Data items

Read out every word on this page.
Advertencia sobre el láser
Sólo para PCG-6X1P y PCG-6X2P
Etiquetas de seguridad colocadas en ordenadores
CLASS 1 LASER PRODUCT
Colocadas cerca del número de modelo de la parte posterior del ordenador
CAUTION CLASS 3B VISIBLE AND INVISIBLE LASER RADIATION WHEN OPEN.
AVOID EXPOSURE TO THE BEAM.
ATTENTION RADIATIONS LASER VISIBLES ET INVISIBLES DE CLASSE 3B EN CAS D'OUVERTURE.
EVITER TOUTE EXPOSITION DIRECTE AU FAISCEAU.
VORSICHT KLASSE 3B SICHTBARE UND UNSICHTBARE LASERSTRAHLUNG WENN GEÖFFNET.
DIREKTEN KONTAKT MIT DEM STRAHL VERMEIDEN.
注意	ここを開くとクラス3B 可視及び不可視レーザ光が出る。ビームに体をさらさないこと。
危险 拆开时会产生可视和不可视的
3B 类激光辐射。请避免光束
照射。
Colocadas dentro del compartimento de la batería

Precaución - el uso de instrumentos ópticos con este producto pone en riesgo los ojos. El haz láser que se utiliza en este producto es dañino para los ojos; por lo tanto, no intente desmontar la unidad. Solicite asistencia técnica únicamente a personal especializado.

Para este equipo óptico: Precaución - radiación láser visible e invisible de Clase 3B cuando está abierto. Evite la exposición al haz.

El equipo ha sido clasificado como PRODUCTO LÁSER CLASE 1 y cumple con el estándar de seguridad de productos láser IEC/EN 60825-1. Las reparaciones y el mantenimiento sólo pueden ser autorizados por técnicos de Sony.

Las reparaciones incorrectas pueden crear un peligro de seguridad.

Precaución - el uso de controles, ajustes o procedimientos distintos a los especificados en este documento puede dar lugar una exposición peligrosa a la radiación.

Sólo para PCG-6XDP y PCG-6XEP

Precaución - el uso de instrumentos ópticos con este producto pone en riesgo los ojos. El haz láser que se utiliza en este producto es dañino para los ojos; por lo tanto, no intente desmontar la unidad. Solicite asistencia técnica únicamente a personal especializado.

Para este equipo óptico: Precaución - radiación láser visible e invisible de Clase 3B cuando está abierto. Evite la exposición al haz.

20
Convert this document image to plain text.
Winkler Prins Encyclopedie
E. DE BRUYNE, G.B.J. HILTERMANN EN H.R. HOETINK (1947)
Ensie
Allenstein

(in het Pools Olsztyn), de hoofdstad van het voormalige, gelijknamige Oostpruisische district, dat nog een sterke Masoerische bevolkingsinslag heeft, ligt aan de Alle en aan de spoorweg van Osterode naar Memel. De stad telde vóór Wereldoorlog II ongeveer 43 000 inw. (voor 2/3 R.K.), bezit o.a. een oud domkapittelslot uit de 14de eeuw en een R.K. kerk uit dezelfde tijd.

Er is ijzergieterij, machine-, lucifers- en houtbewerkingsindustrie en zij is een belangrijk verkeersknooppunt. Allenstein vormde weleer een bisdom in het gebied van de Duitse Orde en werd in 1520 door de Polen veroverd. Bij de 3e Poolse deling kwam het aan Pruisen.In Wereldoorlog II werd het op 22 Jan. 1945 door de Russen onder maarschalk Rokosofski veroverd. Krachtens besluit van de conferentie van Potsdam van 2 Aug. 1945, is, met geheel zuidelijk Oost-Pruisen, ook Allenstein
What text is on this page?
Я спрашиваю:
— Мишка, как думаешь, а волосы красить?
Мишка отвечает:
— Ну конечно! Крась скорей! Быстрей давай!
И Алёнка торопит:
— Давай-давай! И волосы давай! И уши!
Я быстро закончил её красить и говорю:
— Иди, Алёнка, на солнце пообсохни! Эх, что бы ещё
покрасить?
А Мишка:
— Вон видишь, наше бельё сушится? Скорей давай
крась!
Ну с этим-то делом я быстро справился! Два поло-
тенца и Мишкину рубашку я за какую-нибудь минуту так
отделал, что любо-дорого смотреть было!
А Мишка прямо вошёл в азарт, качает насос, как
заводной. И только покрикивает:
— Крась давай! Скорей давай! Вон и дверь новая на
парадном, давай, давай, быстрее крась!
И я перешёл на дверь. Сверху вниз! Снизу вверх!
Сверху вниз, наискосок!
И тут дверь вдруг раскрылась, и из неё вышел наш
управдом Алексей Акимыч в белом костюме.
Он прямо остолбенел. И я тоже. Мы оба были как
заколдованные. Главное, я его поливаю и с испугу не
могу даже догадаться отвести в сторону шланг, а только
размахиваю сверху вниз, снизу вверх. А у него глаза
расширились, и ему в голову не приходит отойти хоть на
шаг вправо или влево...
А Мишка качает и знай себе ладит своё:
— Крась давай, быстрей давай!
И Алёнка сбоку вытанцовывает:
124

OBJECTIVE:
Print all of the entries exactly as they are written.

RESULT OF THIS TASK:
Read out every word on this page.
Advertencia sobre el láser
Sólo para PCG-6X1P y PCG-6X2P
Etiquetas de seguridad colocadas en ordenadores
CLASS 1 LASER PRODUCT
Colocadas cerca del número de modelo de la parte posterior del ordenador
CAUTION CLASS 3B VISIBLE AND INVISIBLE LASER RADIATION WHEN OPEN.
AVOID EXPOSURE TO THE BEAM.
ATTENTION RADIATIONS LASER VISIBLES ET INVISIBLES DE CLASSE 3B EN CAS D'OUVERTURE.
EVITER TOUTE EXPOSITION DIRECTE AU FAISCEAU.
VORSICHT KLASSE 3B SICHTBARE UND UNSICHTBARE LASERSTRAHLUNG WENN GEÖFFNET.
DIREKTEN KONTAKT MIT DEM STRAHL VERMEIDEN.
注意	ここを開くとクラス3B 可視及び不可視レーザ光が出る。ビームに体をさらさないこと。
危险 拆开时会产生可视和不可视的
3B 类激光辐射。请避免光束
照射。
Colocadas dentro del compartimento de la batería

Precaución - el uso de instrumentos ópticos con este producto pone en riesgo los ojos. El haz láser que se utiliza en este producto es dañino para los ojos; por lo tanto, no intente desmontar la unidad. Solicite asistencia técnica únicamente a personal especializado.

Para este equipo óptico: Precaución - radiación láser visible e invisible de Clase 3B cuando está abierto. Evite la exposición al haz.

El equipo ha sido clasificado como PRODUCTO LÁSER CLASE 1 y cumple con el estándar de seguridad de productos láser IEC/EN 60825-1. Las reparaciones y el mantenimiento sólo pueden ser autorizados por técnicos de Sony.

Las reparaciones incorrectas pueden crear un peligro de seguridad.

Precaución - el uso de controles, ajustes o procedimientos distintos a los especificados en este documento puede dar lugar una exposición peligrosa a la radiación.

Sólo para PCG-6XDP y PCG-6XEP

Precaución - el uso de instrumentos ópticos con este producto pone en riesgo los ojos. El haz láser que se utiliza en este producto es dañino para los ojos; por lo tanto, no intente desmontar la unidad. Solicite asistencia técnica únicamente a personal especializado.

Para este equipo óptico: Precaución - radiación láser visible e invisible de Clase 3B cuando está abierto. Evite la exposición al haz.

20
Convert this document image to plain text.
Winkler Prins Encyclopedie
E. DE BRUYNE, G.B.J. HILTERMANN EN H.R. HOETINK (1947)
Ensie
Allenstein

(in het Pools Olsztyn), de hoofdstad van het voormalige, gelijknamige Oostpruisische district, dat nog een sterke Masoerische bevolkingsinslag heeft, ligt aan de Alle en aan de spoorweg van Osterode naar Memel. De stad telde vóór Wereldoorlog II ongeveer 43 000 inw. (voor 2/3 R.K.), bezit o.a. een oud domkapittelslot uit de 14de eeuw en een R.K. kerk uit dezelfde tijd.

Er is ijzergieterij, machine-, lucifers- en houtbewerkingsindustrie en zij is een belangrijk verkeersknooppunt. Allenstein vormde weleer een bisdom in het gebied van de Duitse Orde en werd in 1520 door de Polen veroverd. Bij de 3e Poolse deling kwam het aan Pruisen.In Wereldoorlog II werd het op 22 Jan. 1945 door de Russen onder maarschalk Rokosofski veroverd. Krachtens besluit van de conferentie van Potsdam van 2 Aug. 1945, is, met geheel zuidelijk Oost-Pruisen, ook Allenstein
What text is on this page?
Я спрашиваю:
— Мишка, как думаешь, а волосы красить?
Мишка отвечает:
— Ну конечно! Крась скорей! Быстрей давай!
И Алёнка торопит:
— Давай-давай! И волосы давай! И уши!
Я быстро закончил её красить и говорю:
— Иди, Алёнка, на солнце пообсохни! Эх, что бы ещё
покрасить?
А Мишка:
— Вон видишь, наше бельё сушится? Скорей давай
крась!
Ну с этим-то делом я быстро справился! Два поло-
тенца и Мишкину рубашку я за какую-нибудь минуту так
отделал, что любо-дорого смотреть было!
А Мишка прямо вошёл в азарт, качает насос, как
заводной. И только покрикивает:
— Крась давай! Скорей давай! Вон и дверь новая на
парадном, давай, давай, быстрее крась!
И я перешёл на дверь. Сверху вниз! Снизу вверх!
Сверху вниз, наискосок!
И тут дверь вдруг раскрылась, и из неё вышел наш
управдом Алексей Акимыч в белом костюме.
Он прямо остолбенел. И я тоже. Мы оба были как
заколдованные. Главное, я его поливаю и с испугу не
могу даже догадаться отвести в сторону шланг, а только
размахиваю сверху вниз, снизу вверх. А у него глаза
расширились, и ему в голову не приходит отойти хоть на
шаг вправо или влево...
А Мишка качает и знай себе ладит своё:
— Крась давай, быстрей давай!
И Алёнка сбоку вытанцовывает:
124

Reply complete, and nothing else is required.